Task goal.
Reading the listing below, count the lines that contain the word "United" and give that count alone.

Exercise inputs.
▬▬▬▬▬▬▬▬▬▬
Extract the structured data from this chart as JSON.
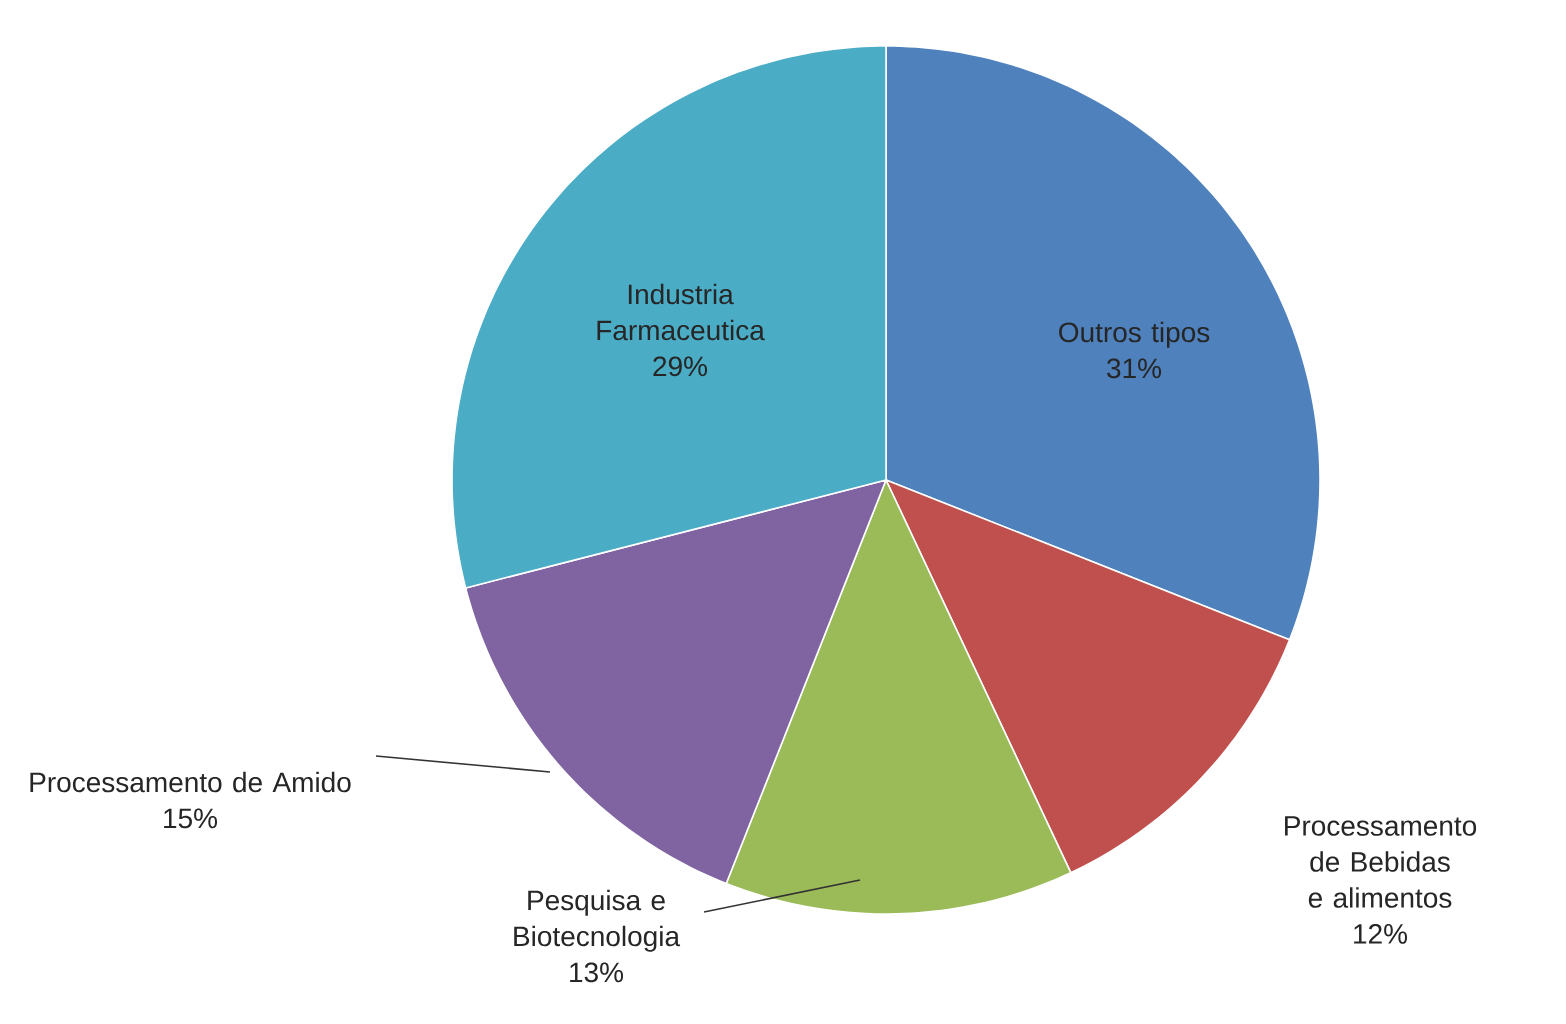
{
  "chart_data": {
    "type": "pie",
    "categories": [
      "Outros tipos",
      "Processamento de Bebidas e alimentos",
      "Pesquisa e Biotecnologia",
      "Processamento de Amido",
      "Industria Farmaceutica"
    ],
    "values": [
      31,
      12,
      13,
      15,
      29
    ],
    "colors": [
      "#4f81bd",
      "#c0504d",
      "#9bbb59",
      "#8064a2",
      "#4bacc6"
    ],
    "value_labels": [
      "31%",
      "12%",
      "13%",
      "15%",
      "29%"
    ]
  }
}
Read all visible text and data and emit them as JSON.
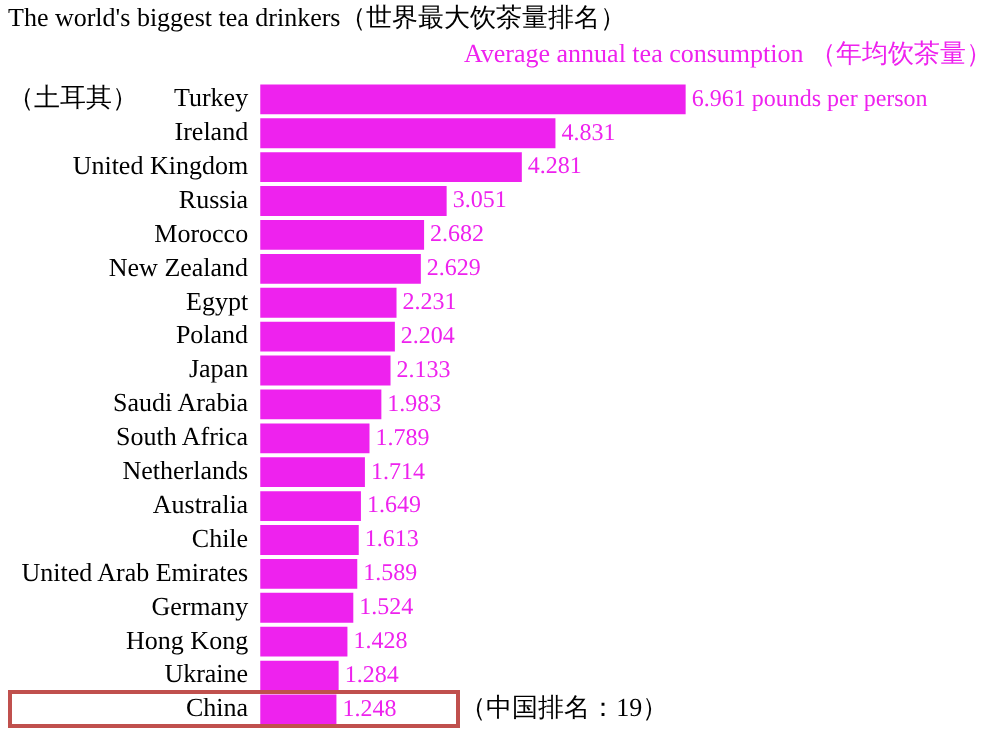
{
  "chart_data": {
    "type": "bar",
    "orientation": "horizontal",
    "title": "The world's biggest tea drinkers（世界最大饮茶量排名）",
    "subtitle": "Average annual tea consumption （年均饮茶量）",
    "categories": [
      "Turkey",
      "Ireland",
      "United Kingdom",
      "Russia",
      "Morocco",
      "New Zealand",
      "Egypt",
      "Poland",
      "Japan",
      "Saudi Arabia",
      "South Africa",
      "Netherlands",
      "Australia",
      "Chile",
      "United Arab Emirates",
      "Germany",
      "Hong Kong",
      "Ukraine",
      "China"
    ],
    "values": [
      6.961,
      4.831,
      4.281,
      3.051,
      2.682,
      2.629,
      2.231,
      2.204,
      2.133,
      1.983,
      1.789,
      1.714,
      1.649,
      1.613,
      1.589,
      1.524,
      1.428,
      1.284,
      1.248
    ],
    "value_labels": [
      "6.961 pounds per person",
      "4.831",
      "4.281",
      "3.051",
      "2.682",
      "2.629",
      "2.231",
      "2.204",
      "2.133",
      "1.983",
      "1.789",
      "1.714",
      "1.649",
      "1.613",
      "1.589",
      "1.524",
      "1.428",
      "1.284",
      "1.248"
    ],
    "color": "#ee22ee",
    "annotations": [
      "（土耳其）",
      "（中国排名：19）"
    ],
    "grid": false,
    "legend": false
  }
}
▬▬▬▬▬▬▬▬▬▬
Exercise answer.
2